Look at the entries below and reproduce them exactly.
====== Dataset records
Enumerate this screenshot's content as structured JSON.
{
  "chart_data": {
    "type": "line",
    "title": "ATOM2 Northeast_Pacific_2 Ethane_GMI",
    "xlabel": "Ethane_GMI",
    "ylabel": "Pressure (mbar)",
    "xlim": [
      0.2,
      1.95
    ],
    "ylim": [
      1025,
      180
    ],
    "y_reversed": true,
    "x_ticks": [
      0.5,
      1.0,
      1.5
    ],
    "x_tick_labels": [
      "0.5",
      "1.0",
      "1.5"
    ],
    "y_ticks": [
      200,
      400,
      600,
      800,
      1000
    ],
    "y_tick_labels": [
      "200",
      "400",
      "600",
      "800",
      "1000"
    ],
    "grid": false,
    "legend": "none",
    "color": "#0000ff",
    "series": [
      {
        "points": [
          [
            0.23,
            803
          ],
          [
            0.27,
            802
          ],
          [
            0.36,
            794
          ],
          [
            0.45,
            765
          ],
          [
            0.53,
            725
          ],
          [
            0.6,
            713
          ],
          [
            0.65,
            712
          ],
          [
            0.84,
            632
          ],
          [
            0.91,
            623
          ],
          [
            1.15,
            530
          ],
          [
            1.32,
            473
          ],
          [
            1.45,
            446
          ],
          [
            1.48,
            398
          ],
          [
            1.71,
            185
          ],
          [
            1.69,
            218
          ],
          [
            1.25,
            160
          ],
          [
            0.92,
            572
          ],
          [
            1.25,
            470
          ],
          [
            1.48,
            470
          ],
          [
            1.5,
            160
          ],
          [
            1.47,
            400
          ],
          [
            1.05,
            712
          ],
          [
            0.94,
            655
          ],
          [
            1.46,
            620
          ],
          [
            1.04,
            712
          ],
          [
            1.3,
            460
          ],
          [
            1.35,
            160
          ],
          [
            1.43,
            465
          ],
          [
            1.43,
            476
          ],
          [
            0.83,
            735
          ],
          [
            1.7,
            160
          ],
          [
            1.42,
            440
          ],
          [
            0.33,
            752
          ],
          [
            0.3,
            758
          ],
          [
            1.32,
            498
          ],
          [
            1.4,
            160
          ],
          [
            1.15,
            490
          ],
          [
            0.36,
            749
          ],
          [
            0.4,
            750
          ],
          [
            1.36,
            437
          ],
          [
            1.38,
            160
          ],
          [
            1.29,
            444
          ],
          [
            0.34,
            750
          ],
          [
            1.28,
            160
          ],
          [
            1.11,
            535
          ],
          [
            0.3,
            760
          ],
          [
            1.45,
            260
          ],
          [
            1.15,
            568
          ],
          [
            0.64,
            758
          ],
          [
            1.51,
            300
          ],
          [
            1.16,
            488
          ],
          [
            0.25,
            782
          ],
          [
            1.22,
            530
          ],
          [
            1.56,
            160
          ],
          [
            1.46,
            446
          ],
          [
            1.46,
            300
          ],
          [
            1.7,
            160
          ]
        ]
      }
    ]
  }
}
============
*Written solution:*
Enumerate this screenshot's content as structured JSON.
{
  "chart_data": {
    "type": "line",
    "title": "ATOM2 Northeast_Pacific_2 Ethane_GMI",
    "xlabel": "Ethane_GMI",
    "ylabel": "Pressure (mbar)",
    "xlim": [
      0.2,
      1.95
    ],
    "ylim": [
      1025,
      180
    ],
    "y_reversed": true,
    "x_ticks": [
      0.5,
      1.0,
      1.5
    ],
    "x_tick_labels": [
      "0.5",
      "1.0",
      "1.5"
    ],
    "y_ticks": [
      200,
      400,
      600,
      800,
      1000
    ],
    "y_tick_labels": [
      "200",
      "400",
      "600",
      "800",
      "1000"
    ],
    "grid": false,
    "legend": "none",
    "color": "#0000ff",
    "series": [
      {
        "points": [
          [
            0.23,
            803
          ],
          [
            0.27,
            802
          ],
          [
            0.36,
            794
          ],
          [
            0.45,
            765
          ],
          [
            0.53,
            725
          ],
          [
            0.6,
            713
          ],
          [
            0.65,
            712
          ],
          [
            0.84,
            632
          ],
          [
            0.91,
            623
          ],
          [
            1.15,
            530
          ],
          [
            1.32,
            473
          ],
          [
            1.45,
            446
          ],
          [
            1.48,
            398
          ],
          [
            1.71,
            185
          ],
          [
            1.69,
            218
          ],
          [
            1.25,
            160
          ],
          [
            0.92,
            572
          ],
          [
            1.25,
            470
          ],
          [
            1.48,
            470
          ],
          [
            1.5,
            160
          ],
          [
            1.47,
            400
          ],
          [
            1.05,
            712
          ],
          [
            0.94,
            655
          ],
          [
            1.46,
            620
          ],
          [
            1.04,
            712
          ],
          [
            1.3,
            460
          ],
          [
            1.35,
            160
          ],
          [
            1.43,
            465
          ],
          [
            1.43,
            476
          ],
          [
            0.83,
            735
          ],
          [
            1.7,
            160
          ],
          [
            1.42,
            440
          ],
          [
            0.33,
            752
          ],
          [
            0.3,
            758
          ],
          [
            1.32,
            498
          ],
          [
            1.4,
            160
          ],
          [
            1.15,
            490
          ],
          [
            0.36,
            749
          ],
          [
            0.4,
            750
          ],
          [
            1.36,
            437
          ],
          [
            1.38,
            160
          ],
          [
            1.29,
            444
          ],
          [
            0.34,
            750
          ],
          [
            1.28,
            160
          ],
          [
            1.11,
            535
          ],
          [
            0.3,
            760
          ],
          [
            1.45,
            260
          ],
          [
            1.15,
            568
          ],
          [
            0.64,
            758
          ],
          [
            1.51,
            300
          ],
          [
            1.16,
            488
          ],
          [
            0.25,
            782
          ],
          [
            1.22,
            530
          ],
          [
            1.56,
            160
          ],
          [
            1.46,
            446
          ],
          [
            1.46,
            300
          ],
          [
            1.7,
            160
          ]
        ]
      }
    ]
  }
}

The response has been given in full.